* Source information *
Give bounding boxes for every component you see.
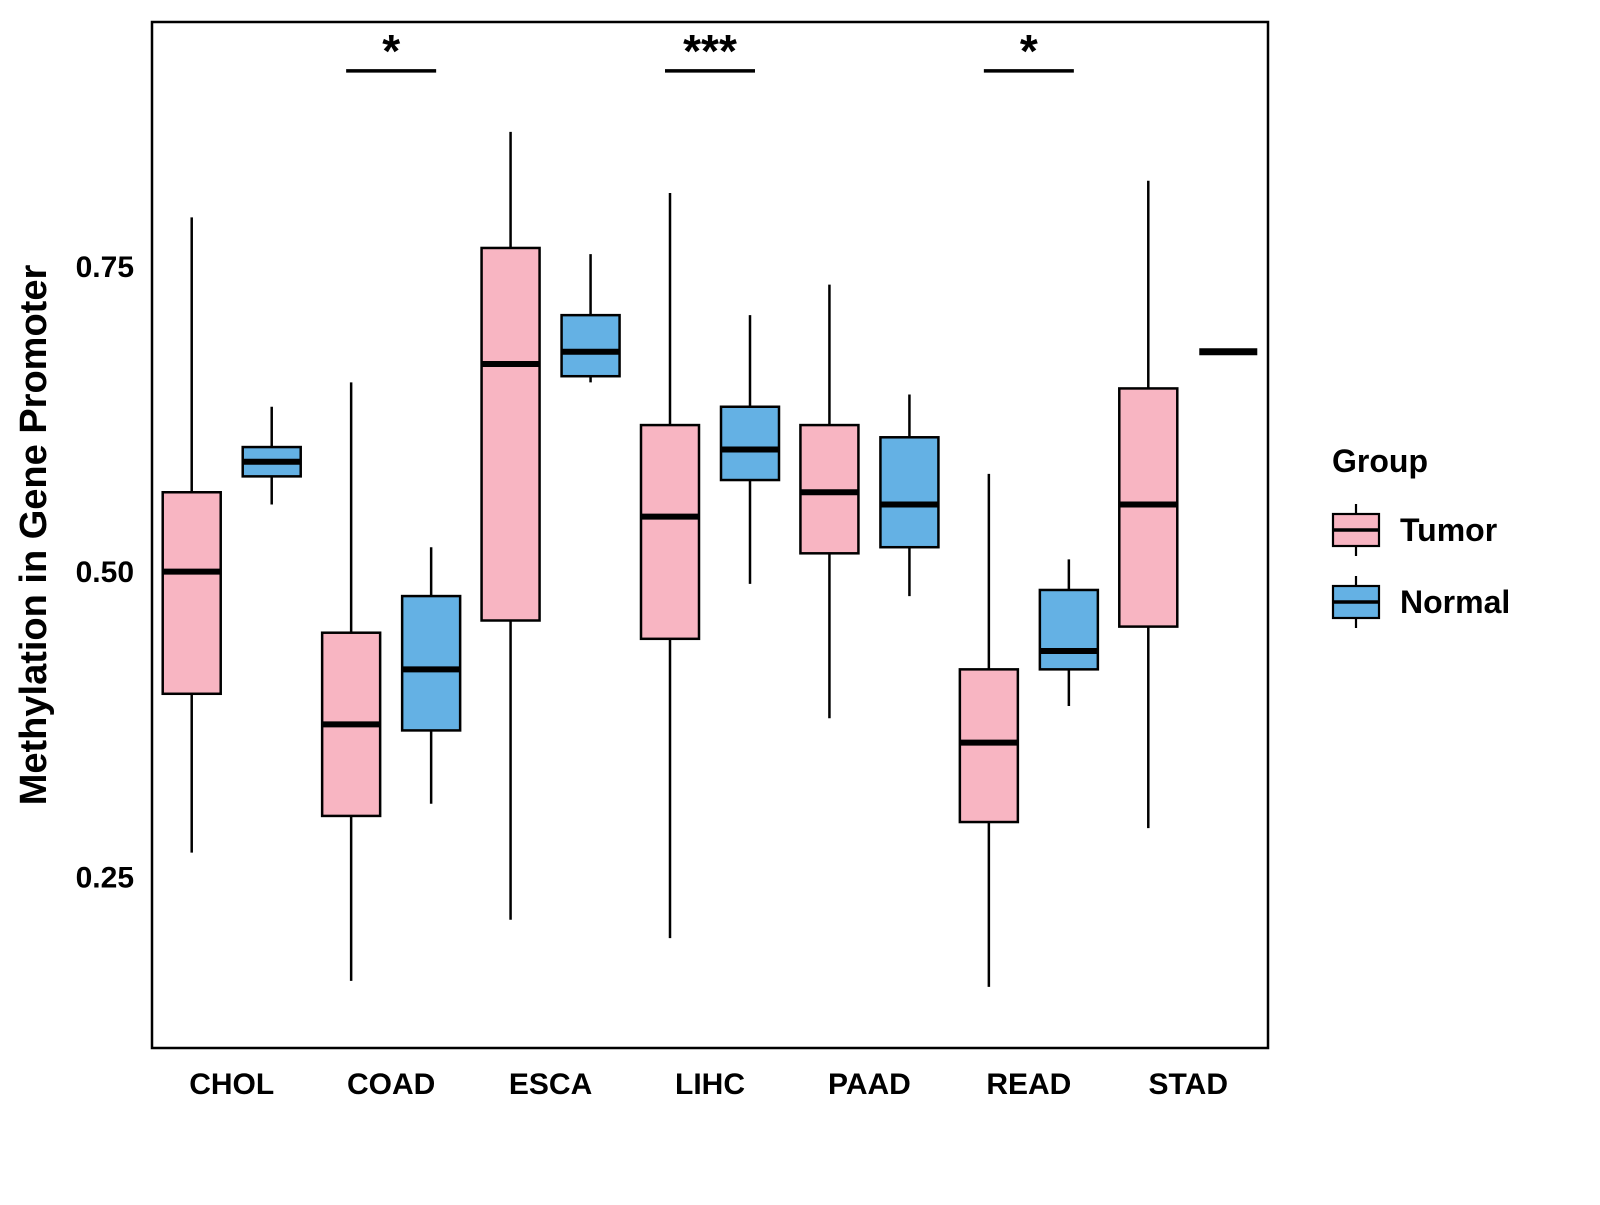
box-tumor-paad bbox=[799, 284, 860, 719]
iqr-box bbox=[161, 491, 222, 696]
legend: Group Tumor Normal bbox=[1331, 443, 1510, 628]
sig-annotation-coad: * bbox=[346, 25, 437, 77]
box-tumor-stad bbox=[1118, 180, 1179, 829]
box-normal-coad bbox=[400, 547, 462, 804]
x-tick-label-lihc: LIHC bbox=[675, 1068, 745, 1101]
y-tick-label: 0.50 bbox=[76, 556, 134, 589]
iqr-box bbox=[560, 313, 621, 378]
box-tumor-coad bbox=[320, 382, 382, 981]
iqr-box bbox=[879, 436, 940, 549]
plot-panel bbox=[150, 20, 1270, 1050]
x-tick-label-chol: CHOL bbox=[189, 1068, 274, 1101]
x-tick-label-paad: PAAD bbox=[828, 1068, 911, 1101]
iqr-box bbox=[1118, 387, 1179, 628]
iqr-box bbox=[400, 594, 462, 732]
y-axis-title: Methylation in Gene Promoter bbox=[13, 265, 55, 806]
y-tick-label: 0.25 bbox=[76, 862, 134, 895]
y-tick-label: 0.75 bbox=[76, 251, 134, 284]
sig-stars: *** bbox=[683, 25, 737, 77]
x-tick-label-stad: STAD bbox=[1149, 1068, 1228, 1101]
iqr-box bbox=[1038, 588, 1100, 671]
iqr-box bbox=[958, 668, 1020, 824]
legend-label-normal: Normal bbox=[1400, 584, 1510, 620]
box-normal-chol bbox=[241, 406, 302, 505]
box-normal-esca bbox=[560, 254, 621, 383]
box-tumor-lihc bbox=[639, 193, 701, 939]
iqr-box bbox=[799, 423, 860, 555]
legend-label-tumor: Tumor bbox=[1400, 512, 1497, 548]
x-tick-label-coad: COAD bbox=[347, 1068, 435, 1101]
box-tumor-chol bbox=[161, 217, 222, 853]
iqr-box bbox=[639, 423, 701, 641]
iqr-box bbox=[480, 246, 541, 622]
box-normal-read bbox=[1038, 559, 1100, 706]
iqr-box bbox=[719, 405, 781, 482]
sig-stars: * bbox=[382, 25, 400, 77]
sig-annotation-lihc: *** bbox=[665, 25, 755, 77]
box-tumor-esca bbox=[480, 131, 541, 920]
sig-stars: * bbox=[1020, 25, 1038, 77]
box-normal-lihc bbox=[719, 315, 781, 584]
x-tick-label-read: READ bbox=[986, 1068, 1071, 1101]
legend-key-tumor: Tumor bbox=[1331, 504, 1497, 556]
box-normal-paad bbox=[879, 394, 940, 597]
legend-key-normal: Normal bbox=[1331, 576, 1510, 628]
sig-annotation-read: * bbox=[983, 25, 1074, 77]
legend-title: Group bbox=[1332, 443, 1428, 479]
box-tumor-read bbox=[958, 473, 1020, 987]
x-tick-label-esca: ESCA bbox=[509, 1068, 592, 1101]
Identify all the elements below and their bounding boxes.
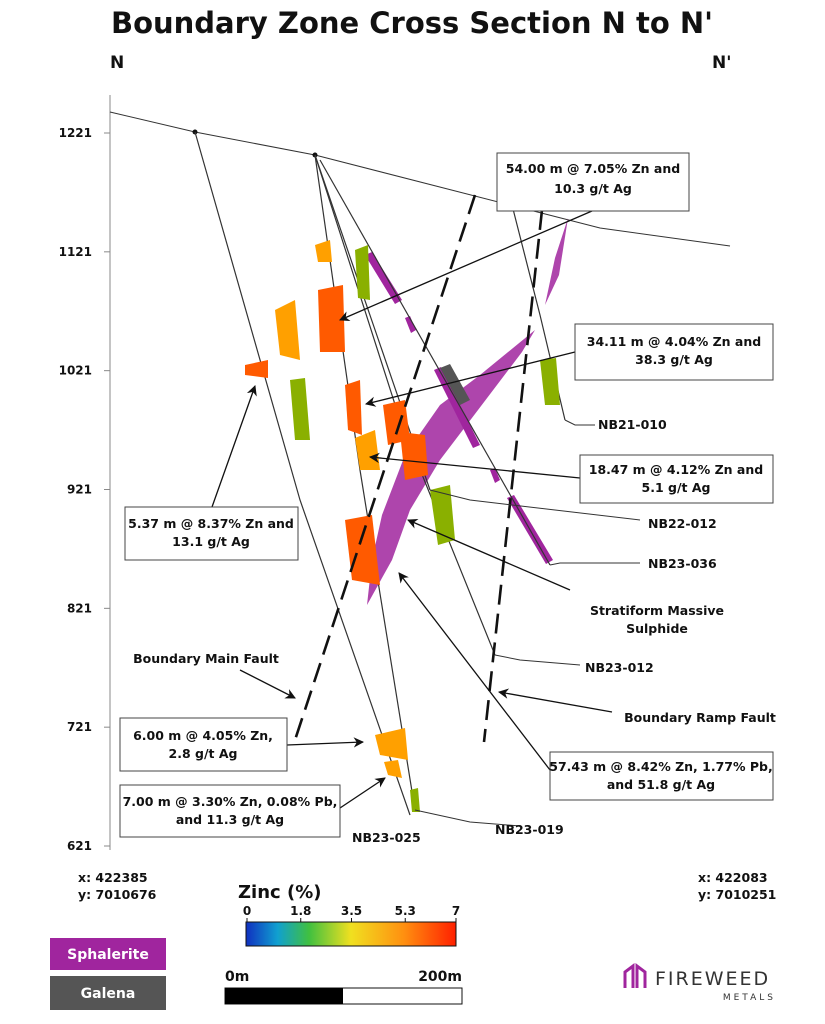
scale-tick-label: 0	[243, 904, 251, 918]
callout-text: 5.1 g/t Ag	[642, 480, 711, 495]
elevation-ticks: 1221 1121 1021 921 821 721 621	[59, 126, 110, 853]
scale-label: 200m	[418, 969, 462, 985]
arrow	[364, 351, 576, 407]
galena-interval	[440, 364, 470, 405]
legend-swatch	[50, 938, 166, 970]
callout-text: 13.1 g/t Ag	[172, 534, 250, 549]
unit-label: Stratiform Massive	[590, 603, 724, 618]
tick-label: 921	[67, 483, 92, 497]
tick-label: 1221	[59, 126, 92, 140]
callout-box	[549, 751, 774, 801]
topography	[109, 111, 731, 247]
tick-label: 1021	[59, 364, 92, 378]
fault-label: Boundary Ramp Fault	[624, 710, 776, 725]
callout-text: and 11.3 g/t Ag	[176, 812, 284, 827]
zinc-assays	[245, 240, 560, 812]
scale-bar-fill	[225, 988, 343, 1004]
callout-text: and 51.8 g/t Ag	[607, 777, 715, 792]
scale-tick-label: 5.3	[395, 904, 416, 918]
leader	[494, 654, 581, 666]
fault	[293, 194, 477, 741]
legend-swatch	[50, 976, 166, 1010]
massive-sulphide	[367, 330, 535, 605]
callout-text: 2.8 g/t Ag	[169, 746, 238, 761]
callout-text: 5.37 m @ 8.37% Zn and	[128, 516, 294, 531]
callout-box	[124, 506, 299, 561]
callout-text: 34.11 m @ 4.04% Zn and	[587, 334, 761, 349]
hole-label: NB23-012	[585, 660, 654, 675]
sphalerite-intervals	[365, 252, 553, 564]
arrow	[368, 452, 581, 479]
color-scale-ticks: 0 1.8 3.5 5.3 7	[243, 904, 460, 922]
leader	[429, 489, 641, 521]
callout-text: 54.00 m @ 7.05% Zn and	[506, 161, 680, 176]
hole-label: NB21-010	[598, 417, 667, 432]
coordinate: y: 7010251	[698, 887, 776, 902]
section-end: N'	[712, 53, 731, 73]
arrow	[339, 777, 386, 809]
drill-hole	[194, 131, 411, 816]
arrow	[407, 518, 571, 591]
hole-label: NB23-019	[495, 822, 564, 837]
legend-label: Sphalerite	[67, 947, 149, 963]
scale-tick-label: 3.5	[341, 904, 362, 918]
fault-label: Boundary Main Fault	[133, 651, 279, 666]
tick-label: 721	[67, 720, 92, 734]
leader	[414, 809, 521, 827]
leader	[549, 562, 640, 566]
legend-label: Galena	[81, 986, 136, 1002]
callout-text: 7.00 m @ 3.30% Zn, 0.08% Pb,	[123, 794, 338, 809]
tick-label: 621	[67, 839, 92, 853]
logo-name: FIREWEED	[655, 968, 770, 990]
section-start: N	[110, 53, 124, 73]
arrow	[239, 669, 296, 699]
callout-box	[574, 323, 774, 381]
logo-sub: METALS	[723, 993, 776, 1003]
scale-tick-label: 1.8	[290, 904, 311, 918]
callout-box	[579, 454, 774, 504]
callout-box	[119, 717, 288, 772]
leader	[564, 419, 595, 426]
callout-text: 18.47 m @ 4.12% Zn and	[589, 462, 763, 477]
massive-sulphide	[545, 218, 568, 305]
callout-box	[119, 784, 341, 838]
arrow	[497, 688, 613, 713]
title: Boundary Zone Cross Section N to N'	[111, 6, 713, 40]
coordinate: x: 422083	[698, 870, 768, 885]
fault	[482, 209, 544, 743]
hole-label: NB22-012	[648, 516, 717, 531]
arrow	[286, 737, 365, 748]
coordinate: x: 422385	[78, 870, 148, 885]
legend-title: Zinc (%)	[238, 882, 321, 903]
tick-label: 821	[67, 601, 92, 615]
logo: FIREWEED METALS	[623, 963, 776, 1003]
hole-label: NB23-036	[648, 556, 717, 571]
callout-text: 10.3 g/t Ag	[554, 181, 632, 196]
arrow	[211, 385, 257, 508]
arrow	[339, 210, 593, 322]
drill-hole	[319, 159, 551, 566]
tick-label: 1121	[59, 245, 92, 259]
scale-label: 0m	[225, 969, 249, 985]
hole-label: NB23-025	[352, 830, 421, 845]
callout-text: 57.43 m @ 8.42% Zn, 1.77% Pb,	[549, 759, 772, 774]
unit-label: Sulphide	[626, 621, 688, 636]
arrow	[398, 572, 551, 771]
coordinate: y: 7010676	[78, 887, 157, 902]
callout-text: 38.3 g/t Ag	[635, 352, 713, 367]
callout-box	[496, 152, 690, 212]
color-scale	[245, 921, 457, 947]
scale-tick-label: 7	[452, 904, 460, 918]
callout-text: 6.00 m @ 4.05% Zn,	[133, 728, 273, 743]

* Problem description *
Show me every line of the entries above that holds "swatch".

* Completed exercise *
legend-swatch	[50, 938, 166, 970]
legend-swatch	[50, 976, 166, 1010]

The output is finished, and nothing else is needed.